Collect each line containing "title".

+-------+

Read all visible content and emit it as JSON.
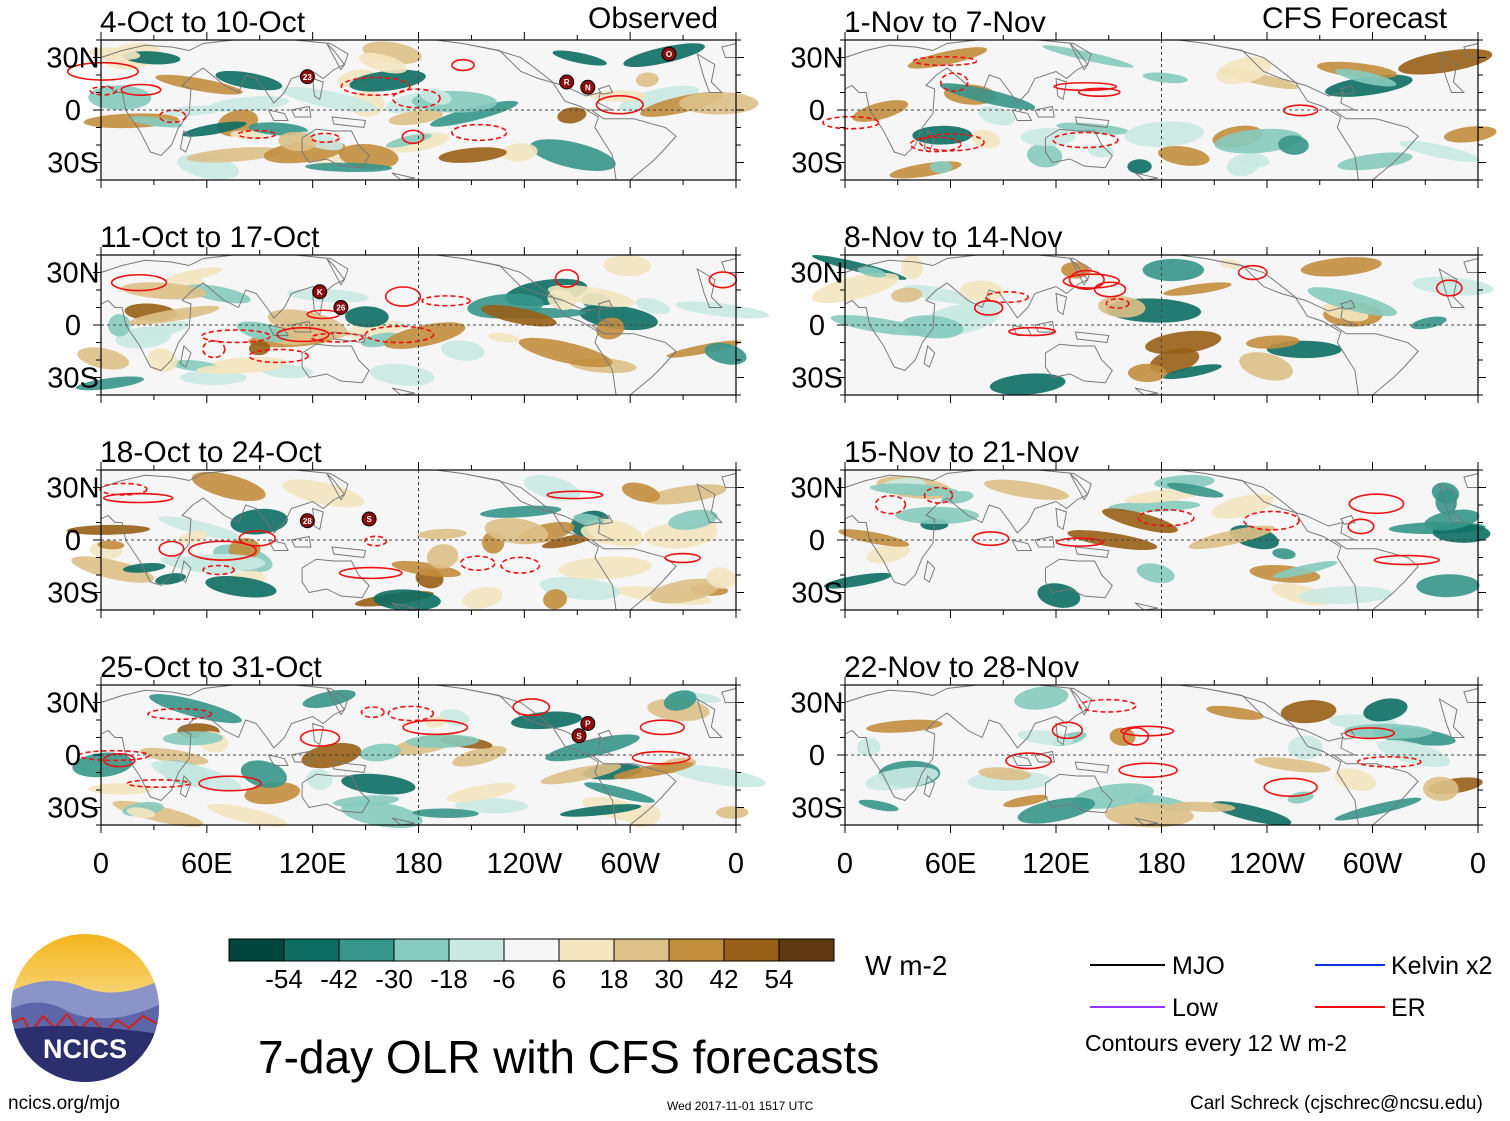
{
  "title": "7-day OLR with CFS forecasts",
  "units": "W m-2",
  "footer": {
    "url": "ncics.org/mjo",
    "timestamp": "Wed 2017-11-01 1517 UTC",
    "credit": "Carl Schreck (cjschrec@ncsu.edu)"
  },
  "logo": {
    "text": "NCICS"
  },
  "columns": {
    "left_label": "Observed",
    "right_label": "CFS Forecast"
  },
  "lat_labels": [
    "30N",
    "0",
    "30S"
  ],
  "lon_labels": [
    "0",
    "60E",
    "120E",
    "180",
    "120W",
    "60W",
    "0"
  ],
  "panels_left": [
    {
      "title": "4-Oct to 10-Oct"
    },
    {
      "title": "11-Oct to 17-Oct"
    },
    {
      "title": "18-Oct to 24-Oct"
    },
    {
      "title": "25-Oct to 31-Oct"
    }
  ],
  "panels_right": [
    {
      "title": "1-Nov to 7-Nov"
    },
    {
      "title": "8-Nov to 14-Nov"
    },
    {
      "title": "15-Nov to 21-Nov"
    },
    {
      "title": "22-Nov to 28-Nov"
    }
  ],
  "colorbar": {
    "ticks": [
      "-54",
      "-42",
      "-30",
      "-18",
      "-6",
      "6",
      "18",
      "30",
      "42",
      "54"
    ],
    "colors": [
      "#01453c",
      "#0c6e63",
      "#36968a",
      "#86cbbe",
      "#c9e9e2",
      "#f6f6f6",
      "#f4e6c0",
      "#ddc087",
      "#c38d3e",
      "#985f16",
      "#5f3a10"
    ]
  },
  "legend": {
    "items": [
      {
        "label": "MJO",
        "color": "#000000"
      },
      {
        "label": "Kelvin x2",
        "color": "#1133dd"
      },
      {
        "label": "Low",
        "color": "#9933ff"
      },
      {
        "label": "ER",
        "color": "#ee1111"
      }
    ],
    "note": "Contours every 12 W m-2"
  },
  "storms": [
    {
      "panel": "L0",
      "lon": 117,
      "lat": 19,
      "label": "23"
    },
    {
      "panel": "L0",
      "lon": 264,
      "lat": 16,
      "label": "R"
    },
    {
      "panel": "L0",
      "lon": 276,
      "lat": 13,
      "label": "N"
    },
    {
      "panel": "L0",
      "lon": 322,
      "lat": 32,
      "label": "O"
    },
    {
      "panel": "L1",
      "lon": 124,
      "lat": 19,
      "label": "K"
    },
    {
      "panel": "L1",
      "lon": 136,
      "lat": 10,
      "label": "26"
    },
    {
      "panel": "L2",
      "lon": 117,
      "lat": 11,
      "label": "28"
    },
    {
      "panel": "L2",
      "lon": 152,
      "lat": 12,
      "label": "S"
    },
    {
      "panel": "L3",
      "lon": 276,
      "lat": 18,
      "label": "P"
    },
    {
      "panel": "L3",
      "lon": 271,
      "lat": 11,
      "label": "S"
    }
  ]
}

+-------+

| Result below |
  "title": "7-day OLR with CFS forecasts",
      "title": "4-Oct to 10-Oct"
      "title": "11-Oct to 17-Oct"
      "title": "18-Oct to 24-Oct"
      "title": "25-Oct to 31-Oct"
      "title": "1-Nov to 7-Nov"
      "title": "8-Nov to 14-Nov"
      "title": "15-Nov to 21-Nov"
      "title": "22-Nov to 28-Nov"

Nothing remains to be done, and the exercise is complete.